- Data listing -
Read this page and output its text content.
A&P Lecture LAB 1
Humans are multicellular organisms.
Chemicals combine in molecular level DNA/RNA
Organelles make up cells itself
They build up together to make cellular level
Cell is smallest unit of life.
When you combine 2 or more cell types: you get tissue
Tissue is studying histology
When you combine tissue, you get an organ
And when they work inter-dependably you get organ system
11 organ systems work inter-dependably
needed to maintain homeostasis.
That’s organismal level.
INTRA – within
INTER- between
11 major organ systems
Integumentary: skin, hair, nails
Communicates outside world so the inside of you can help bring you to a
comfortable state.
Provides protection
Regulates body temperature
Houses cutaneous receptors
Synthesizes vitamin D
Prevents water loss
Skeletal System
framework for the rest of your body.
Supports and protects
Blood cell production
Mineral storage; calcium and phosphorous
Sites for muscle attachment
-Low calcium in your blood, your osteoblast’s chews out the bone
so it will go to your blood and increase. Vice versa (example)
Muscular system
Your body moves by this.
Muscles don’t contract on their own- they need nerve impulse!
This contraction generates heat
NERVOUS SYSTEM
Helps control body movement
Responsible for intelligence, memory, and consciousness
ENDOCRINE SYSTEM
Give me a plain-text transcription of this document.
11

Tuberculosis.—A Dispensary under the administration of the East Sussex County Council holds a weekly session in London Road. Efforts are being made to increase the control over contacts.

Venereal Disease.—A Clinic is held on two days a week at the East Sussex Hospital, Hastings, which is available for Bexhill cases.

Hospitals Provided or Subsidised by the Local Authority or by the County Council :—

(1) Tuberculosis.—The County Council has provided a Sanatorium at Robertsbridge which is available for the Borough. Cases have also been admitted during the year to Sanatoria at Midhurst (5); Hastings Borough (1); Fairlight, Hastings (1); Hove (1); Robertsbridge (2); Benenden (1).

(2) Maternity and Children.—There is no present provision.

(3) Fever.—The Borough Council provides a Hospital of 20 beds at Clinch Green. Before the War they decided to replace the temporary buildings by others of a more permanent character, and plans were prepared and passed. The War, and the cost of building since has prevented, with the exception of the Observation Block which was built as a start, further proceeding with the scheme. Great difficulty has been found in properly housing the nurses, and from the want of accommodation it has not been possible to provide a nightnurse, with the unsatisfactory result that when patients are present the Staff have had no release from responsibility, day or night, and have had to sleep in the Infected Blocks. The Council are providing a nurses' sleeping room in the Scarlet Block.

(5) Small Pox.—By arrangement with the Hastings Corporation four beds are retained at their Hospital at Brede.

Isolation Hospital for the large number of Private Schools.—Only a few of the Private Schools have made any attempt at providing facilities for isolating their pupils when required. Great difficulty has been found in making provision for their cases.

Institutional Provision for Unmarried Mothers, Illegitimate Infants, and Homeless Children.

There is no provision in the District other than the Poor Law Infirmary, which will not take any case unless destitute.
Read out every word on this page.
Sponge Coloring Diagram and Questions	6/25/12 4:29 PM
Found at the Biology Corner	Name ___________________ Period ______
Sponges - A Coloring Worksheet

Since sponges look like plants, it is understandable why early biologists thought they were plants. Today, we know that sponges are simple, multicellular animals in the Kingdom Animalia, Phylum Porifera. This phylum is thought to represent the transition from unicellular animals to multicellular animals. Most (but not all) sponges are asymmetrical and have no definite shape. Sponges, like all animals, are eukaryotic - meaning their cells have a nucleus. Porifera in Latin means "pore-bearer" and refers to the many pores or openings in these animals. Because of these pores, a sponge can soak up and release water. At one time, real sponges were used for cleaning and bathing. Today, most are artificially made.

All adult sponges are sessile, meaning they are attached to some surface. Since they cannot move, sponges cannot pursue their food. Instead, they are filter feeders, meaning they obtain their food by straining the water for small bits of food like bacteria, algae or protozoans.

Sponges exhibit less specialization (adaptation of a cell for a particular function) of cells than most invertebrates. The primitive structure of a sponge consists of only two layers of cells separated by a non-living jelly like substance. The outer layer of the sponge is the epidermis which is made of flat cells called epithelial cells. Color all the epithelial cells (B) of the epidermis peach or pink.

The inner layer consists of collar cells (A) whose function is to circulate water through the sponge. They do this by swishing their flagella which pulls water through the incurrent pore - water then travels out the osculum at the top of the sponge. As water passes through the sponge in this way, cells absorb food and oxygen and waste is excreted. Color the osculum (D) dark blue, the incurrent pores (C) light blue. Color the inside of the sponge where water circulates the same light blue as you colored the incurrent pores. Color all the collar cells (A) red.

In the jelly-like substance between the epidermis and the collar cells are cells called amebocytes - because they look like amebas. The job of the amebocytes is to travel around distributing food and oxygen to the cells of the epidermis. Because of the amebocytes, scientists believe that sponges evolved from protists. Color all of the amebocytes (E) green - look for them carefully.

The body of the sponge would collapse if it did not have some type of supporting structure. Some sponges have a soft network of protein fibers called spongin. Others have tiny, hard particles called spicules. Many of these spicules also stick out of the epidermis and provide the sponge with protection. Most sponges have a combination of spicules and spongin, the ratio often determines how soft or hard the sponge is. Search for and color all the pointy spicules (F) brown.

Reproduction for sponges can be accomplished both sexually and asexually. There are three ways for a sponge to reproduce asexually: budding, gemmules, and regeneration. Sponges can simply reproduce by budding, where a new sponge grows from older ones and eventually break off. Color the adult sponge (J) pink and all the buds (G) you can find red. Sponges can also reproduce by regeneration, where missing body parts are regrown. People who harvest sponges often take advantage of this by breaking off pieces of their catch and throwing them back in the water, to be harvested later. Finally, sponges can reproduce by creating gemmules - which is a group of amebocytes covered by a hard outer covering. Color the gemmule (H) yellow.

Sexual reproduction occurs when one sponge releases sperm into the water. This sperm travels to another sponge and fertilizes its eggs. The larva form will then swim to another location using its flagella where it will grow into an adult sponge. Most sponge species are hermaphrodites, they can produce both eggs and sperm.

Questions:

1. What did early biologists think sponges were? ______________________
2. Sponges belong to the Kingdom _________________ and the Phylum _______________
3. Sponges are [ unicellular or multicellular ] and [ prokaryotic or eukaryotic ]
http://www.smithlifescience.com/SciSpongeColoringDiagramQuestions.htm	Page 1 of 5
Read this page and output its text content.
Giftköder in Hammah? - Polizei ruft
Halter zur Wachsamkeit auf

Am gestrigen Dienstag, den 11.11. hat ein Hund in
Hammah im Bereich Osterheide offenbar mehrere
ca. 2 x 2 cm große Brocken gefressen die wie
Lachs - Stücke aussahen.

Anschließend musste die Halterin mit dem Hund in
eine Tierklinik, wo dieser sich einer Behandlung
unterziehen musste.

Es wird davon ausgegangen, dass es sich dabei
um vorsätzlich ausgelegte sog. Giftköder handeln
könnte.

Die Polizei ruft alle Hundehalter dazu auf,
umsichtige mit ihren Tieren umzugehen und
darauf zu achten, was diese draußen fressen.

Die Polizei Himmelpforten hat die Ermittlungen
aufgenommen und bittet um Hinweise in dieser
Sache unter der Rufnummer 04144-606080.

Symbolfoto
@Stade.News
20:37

- To do -
Search the data above for the string "level" and return every line that has it.

- Exercise response -
Chemicals combine in molecular level DNA/RNA
They build up together to make cellular level
That’s organismal level.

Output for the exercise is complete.